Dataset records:
^^^^
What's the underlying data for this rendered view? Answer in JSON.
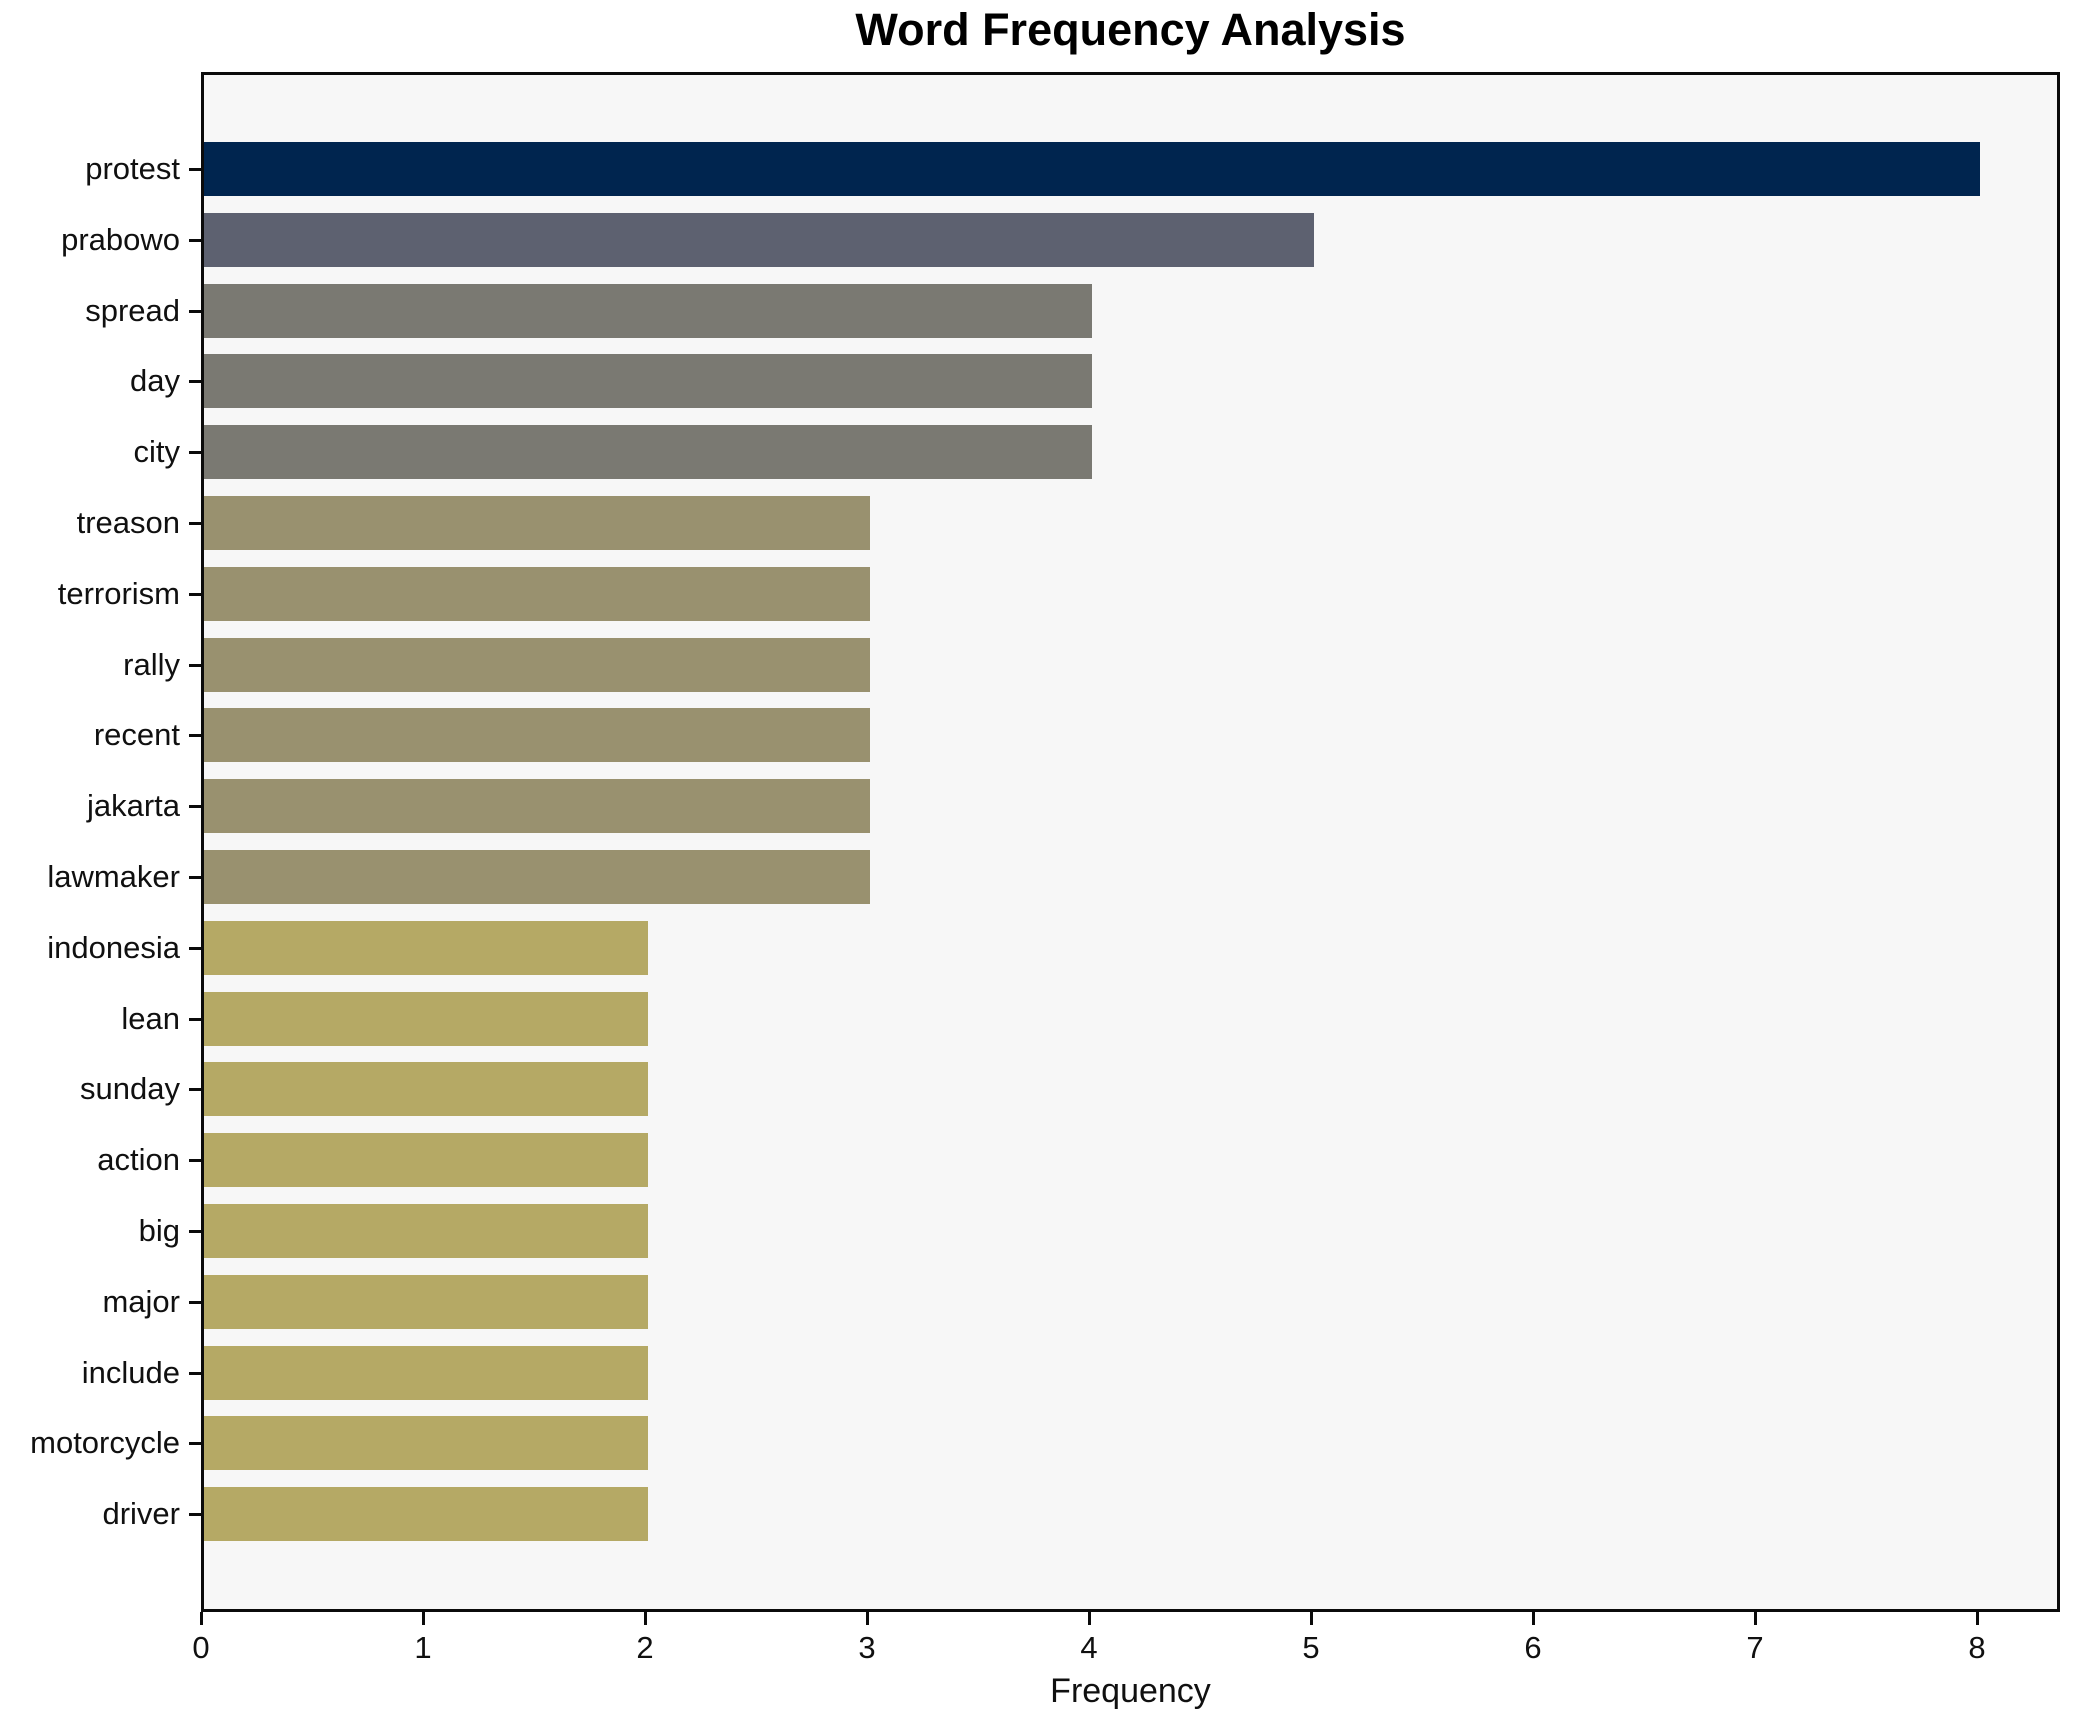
{
  "chart_data": {
    "type": "bar",
    "orientation": "horizontal",
    "title": "Word Frequency Analysis",
    "xlabel": "Frequency",
    "ylabel": "",
    "categories": [
      "protest",
      "prabowo",
      "spread",
      "day",
      "city",
      "treason",
      "terrorism",
      "rally",
      "recent",
      "jakarta",
      "lawmaker",
      "indonesia",
      "lean",
      "sunday",
      "action",
      "big",
      "major",
      "include",
      "motorcycle",
      "driver"
    ],
    "values": [
      8,
      5,
      4,
      4,
      4,
      3,
      3,
      3,
      3,
      3,
      3,
      2,
      2,
      2,
      2,
      2,
      2,
      2,
      2,
      2
    ],
    "bar_colors": [
      "#00254f",
      "#5d6170",
      "#7a7972",
      "#7a7972",
      "#7a7972",
      "#99916f",
      "#99916f",
      "#99916f",
      "#99916f",
      "#99916f",
      "#99916f",
      "#b5a965",
      "#b5a965",
      "#b5a965",
      "#b5a965",
      "#b5a965",
      "#b5a965",
      "#b5a965",
      "#b5a965",
      "#b5a965"
    ],
    "xticks": [
      "0",
      "1",
      "2",
      "3",
      "4",
      "5",
      "6",
      "7",
      "8"
    ],
    "xlim": [
      0,
      8.37
    ],
    "grid": false,
    "legend": false,
    "plot_background": "#f7f7f7",
    "figure_background": "#ffffff",
    "spine_color": "#0b0b0b"
  }
}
^^^^
_Short exercise_
Quote the entries above word for word. Leave the images out.

_Right answer_
What's the underlying data for this rendered view? Answer in JSON.
{
  "chart_data": {
    "type": "bar",
    "orientation": "horizontal",
    "title": "Word Frequency Analysis",
    "xlabel": "Frequency",
    "ylabel": "",
    "categories": [
      "protest",
      "prabowo",
      "spread",
      "day",
      "city",
      "treason",
      "terrorism",
      "rally",
      "recent",
      "jakarta",
      "lawmaker",
      "indonesia",
      "lean",
      "sunday",
      "action",
      "big",
      "major",
      "include",
      "motorcycle",
      "driver"
    ],
    "values": [
      8,
      5,
      4,
      4,
      4,
      3,
      3,
      3,
      3,
      3,
      3,
      2,
      2,
      2,
      2,
      2,
      2,
      2,
      2,
      2
    ],
    "bar_colors": [
      "#00254f",
      "#5d6170",
      "#7a7972",
      "#7a7972",
      "#7a7972",
      "#99916f",
      "#99916f",
      "#99916f",
      "#99916f",
      "#99916f",
      "#99916f",
      "#b5a965",
      "#b5a965",
      "#b5a965",
      "#b5a965",
      "#b5a965",
      "#b5a965",
      "#b5a965",
      "#b5a965",
      "#b5a965"
    ],
    "xticks": [
      "0",
      "1",
      "2",
      "3",
      "4",
      "5",
      "6",
      "7",
      "8"
    ],
    "xlim": [
      0,
      8.37
    ],
    "grid": false,
    "legend": false,
    "plot_background": "#f7f7f7",
    "figure_background": "#ffffff",
    "spine_color": "#0b0b0b"
  }
}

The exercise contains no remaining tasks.